- [Work to do]:
• 1. From the passage about Ched Evans, extract the part that begins at the words "With his one" and ends after "worth of supercars.".
• 2. Copy the records verbatim, starting with their first line and stopping after the line that contains "bar <box>22 391 408 422</box>", including both of those lines.

*** Passage to read

In prison, Ched refused to attend the sex offenders’ course, which would have got him privileges such as his own clothes and more family visits. “Rapist to me is a disgusting word,” he says, “Before this happened, I think a rapist is a man who attacks a girl, hurts women, quite a horrific crime… a lot of pain. When I was getting questioned [by police] I told them everything, even though there was no evidence against me. I could have put myself in a nicer light, but I didn’t think there was a problem because I knew she had consented.”
“Do you remember what you said to me in prison?” Tash asks. “You said I would rather be in here for life and murder rather than being in here for rape.”
With his one GCSE in PE (“I think I got a B”), Ched Evans is never going to be a moral philosopher, but bitter experience has forced him to take a hard look at his values. He had a decent upbringing in Rhyl, with a very strong mother who banned alcohol, but too much money came to him too young. Before he was 18, he was earning £15,000 a week and he’d traded the Peugeot 306 he bought for £300 for about £140,000 worth of supercars.

******
*** The input

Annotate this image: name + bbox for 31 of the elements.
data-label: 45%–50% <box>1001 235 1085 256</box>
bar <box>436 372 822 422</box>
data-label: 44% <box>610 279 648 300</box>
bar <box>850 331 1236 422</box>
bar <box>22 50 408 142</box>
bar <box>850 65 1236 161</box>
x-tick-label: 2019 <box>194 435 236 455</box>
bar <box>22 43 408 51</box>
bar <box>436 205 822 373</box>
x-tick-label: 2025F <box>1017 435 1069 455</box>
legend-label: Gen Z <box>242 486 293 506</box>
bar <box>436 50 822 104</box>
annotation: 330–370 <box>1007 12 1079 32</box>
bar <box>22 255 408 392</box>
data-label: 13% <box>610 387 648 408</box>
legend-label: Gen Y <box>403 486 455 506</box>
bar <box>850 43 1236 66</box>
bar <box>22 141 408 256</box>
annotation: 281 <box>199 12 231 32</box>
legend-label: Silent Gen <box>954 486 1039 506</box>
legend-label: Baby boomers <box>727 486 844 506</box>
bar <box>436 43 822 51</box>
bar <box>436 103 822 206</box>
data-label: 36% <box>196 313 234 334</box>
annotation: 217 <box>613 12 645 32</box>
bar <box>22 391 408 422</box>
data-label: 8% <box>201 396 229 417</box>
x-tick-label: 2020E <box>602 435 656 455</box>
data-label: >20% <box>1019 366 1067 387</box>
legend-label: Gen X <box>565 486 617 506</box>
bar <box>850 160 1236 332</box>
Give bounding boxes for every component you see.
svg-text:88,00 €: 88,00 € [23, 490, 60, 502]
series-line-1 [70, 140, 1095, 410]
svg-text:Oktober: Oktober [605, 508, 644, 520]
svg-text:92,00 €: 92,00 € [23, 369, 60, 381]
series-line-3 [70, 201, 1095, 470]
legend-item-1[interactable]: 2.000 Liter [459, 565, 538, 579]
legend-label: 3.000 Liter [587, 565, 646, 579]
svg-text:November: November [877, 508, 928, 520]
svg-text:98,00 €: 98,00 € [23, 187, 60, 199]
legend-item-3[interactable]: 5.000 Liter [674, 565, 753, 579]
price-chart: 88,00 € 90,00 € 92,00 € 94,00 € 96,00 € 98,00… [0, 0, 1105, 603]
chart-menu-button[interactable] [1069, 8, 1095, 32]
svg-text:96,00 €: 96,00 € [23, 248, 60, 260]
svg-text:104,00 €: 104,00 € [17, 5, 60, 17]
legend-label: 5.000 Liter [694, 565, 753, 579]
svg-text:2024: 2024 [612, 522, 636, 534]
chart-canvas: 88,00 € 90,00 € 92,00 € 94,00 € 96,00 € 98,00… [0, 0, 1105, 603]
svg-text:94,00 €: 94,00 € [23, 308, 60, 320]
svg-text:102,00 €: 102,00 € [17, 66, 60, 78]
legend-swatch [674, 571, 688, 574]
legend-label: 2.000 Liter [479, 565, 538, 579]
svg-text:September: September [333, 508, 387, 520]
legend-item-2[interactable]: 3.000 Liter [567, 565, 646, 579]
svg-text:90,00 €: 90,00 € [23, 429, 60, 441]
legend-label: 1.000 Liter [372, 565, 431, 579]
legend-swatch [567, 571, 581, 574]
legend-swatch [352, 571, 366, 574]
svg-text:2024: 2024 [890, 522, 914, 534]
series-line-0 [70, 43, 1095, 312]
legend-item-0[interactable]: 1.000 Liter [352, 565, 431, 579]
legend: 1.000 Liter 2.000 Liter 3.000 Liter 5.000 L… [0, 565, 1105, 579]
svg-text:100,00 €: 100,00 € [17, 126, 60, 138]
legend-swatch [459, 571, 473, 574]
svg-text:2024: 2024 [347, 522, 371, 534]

******

- [Solutions to the problems]:
• 1.
With his one GCSE in PE (“I think I got a B”), Ched Evans is never going to be a moral philosopher, but bitter experience has forced him to take a hard look at his values. He had a decent upbringing in Rhyl, with a very strong mother who banned alcohol, but too much money came to him too young. Before he was 18, he was earning £15,000 a week and he’d traded the Peugeot 306 he bought for £300 for about £140,000 worth of supercars.

• 2.
Annotate this image: name + bbox for 31 of the elements.
data-label: 45%–50% <box>1001 235 1085 256</box>
bar <box>436 372 822 422</box>
data-label: 44% <box>610 279 648 300</box>
bar <box>850 331 1236 422</box>
bar <box>22 50 408 142</box>
bar <box>850 65 1236 161</box>
x-tick-label: 2019 <box>194 435 236 455</box>
bar <box>22 43 408 51</box>
bar <box>436 205 822 373</box>
x-tick-label: 2025F <box>1017 435 1069 455</box>
legend-label: Gen Z <box>242 486 293 506</box>
bar <box>436 50 822 104</box>
annotation: 330–370 <box>1007 12 1079 32</box>
bar <box>22 255 408 392</box>
data-label: 13% <box>610 387 648 408</box>
legend-label: Gen Y <box>403 486 455 506</box>
bar <box>850 43 1236 66</box>
bar <box>22 141 408 256</box>
annotation: 281 <box>199 12 231 32</box>
legend-label: Silent Gen <box>954 486 1039 506</box>
legend-label: Baby boomers <box>727 486 844 506</box>
bar <box>436 43 822 51</box>
bar <box>436 103 822 206</box>
data-label: 36% <box>196 313 234 334</box>
annotation: 217 <box>613 12 645 32</box>
bar <box>22 391 408 422</box>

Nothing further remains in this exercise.